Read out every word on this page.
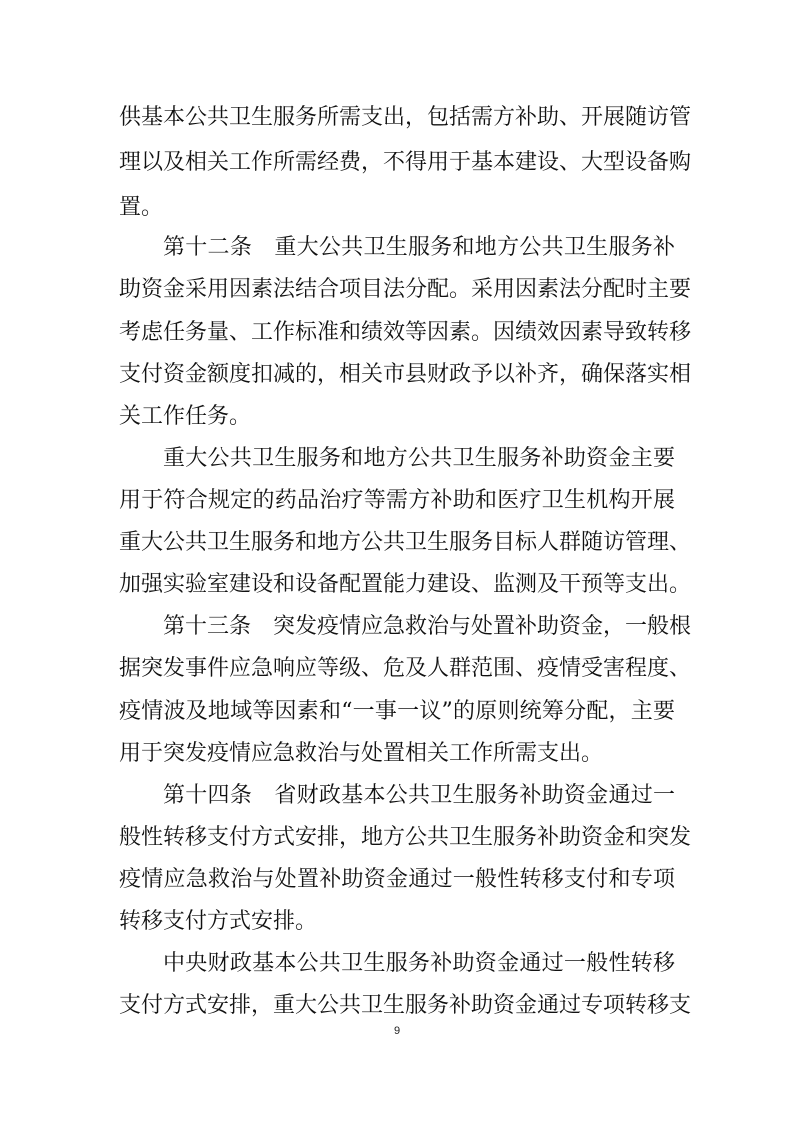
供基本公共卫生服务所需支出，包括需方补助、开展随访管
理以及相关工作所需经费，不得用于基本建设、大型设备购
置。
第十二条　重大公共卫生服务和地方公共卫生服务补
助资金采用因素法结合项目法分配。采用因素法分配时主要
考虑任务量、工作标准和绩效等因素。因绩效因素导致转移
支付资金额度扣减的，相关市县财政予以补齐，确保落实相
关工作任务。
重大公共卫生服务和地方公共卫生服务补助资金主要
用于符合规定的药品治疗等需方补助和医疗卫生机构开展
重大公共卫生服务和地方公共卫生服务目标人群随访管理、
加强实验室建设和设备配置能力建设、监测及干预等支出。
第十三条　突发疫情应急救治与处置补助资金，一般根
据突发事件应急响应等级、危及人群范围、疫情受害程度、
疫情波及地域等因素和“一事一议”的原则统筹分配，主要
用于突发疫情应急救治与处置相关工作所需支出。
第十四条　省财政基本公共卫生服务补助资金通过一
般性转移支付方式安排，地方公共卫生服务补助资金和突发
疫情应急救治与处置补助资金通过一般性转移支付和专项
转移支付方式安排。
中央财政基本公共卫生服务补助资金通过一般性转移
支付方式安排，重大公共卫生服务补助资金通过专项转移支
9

··········

*The task*: Repeat each entry above word for word, leaving every picture out.

*Output of the task*:
Read out every word on this page.
供基本公共卫生服务所需支出，包括需方补助、开展随访管
理以及相关工作所需经费，不得用于基本建设、大型设备购
置。
第十二条　重大公共卫生服务和地方公共卫生服务补
助资金采用因素法结合项目法分配。采用因素法分配时主要
考虑任务量、工作标准和绩效等因素。因绩效因素导致转移
支付资金额度扣减的，相关市县财政予以补齐，确保落实相
关工作任务。
重大公共卫生服务和地方公共卫生服务补助资金主要
用于符合规定的药品治疗等需方补助和医疗卫生机构开展
重大公共卫生服务和地方公共卫生服务目标人群随访管理、
加强实验室建设和设备配置能力建设、监测及干预等支出。
第十三条　突发疫情应急救治与处置补助资金，一般根
据突发事件应急响应等级、危及人群范围、疫情受害程度、
疫情波及地域等因素和“一事一议”的原则统筹分配，主要
用于突发疫情应急救治与处置相关工作所需支出。
第十四条　省财政基本公共卫生服务补助资金通过一
般性转移支付方式安排，地方公共卫生服务补助资金和突发
疫情应急救治与处置补助资金通过一般性转移支付和专项
转移支付方式安排。
中央财政基本公共卫生服务补助资金通过一般性转移
支付方式安排，重大公共卫生服务补助资金通过专项转移支
9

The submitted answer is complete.